--- Begin ---
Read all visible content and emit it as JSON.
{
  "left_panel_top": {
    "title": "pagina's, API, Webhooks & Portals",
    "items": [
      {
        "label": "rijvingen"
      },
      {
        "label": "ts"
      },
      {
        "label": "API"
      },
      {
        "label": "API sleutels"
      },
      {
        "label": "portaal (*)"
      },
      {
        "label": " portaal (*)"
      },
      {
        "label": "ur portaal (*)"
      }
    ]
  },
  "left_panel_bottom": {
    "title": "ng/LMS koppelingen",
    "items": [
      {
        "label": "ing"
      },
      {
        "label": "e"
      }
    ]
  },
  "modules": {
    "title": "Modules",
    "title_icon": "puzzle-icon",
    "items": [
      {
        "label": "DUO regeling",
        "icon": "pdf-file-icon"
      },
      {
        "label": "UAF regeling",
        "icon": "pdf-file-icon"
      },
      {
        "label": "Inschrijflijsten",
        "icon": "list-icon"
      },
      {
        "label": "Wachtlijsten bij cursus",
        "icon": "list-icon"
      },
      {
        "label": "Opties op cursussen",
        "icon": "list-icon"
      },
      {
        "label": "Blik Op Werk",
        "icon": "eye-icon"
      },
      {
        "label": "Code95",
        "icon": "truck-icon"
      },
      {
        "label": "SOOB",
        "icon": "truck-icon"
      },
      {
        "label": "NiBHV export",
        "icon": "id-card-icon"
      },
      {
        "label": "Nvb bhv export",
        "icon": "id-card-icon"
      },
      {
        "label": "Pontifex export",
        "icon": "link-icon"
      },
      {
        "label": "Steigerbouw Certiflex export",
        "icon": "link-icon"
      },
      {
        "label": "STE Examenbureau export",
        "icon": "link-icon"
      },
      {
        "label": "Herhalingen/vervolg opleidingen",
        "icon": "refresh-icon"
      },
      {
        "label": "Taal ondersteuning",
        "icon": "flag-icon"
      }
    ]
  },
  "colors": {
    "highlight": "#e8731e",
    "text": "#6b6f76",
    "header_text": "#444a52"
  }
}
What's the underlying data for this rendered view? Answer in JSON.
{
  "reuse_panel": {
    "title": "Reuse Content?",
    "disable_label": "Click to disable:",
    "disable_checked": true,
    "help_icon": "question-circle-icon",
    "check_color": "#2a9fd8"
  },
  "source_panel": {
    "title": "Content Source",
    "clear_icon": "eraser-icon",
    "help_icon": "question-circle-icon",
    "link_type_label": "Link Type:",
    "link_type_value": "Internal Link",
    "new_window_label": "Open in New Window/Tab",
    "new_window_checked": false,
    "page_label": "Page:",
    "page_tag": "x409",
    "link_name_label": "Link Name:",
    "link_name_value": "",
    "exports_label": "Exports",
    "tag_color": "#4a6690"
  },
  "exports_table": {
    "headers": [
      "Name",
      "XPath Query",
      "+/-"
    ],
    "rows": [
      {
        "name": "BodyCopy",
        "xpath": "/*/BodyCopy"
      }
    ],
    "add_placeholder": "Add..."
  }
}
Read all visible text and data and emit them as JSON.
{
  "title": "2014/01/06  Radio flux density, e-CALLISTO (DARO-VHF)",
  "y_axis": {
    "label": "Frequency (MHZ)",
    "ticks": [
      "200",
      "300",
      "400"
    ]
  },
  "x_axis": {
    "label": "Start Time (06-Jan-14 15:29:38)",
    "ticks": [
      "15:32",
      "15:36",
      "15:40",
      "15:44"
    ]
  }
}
--- End ---
Copy out each line that contains the word "data".

What's the underlying data for this rendered view? Answer in JSON.
Read all visible text and data and emit them as JSON.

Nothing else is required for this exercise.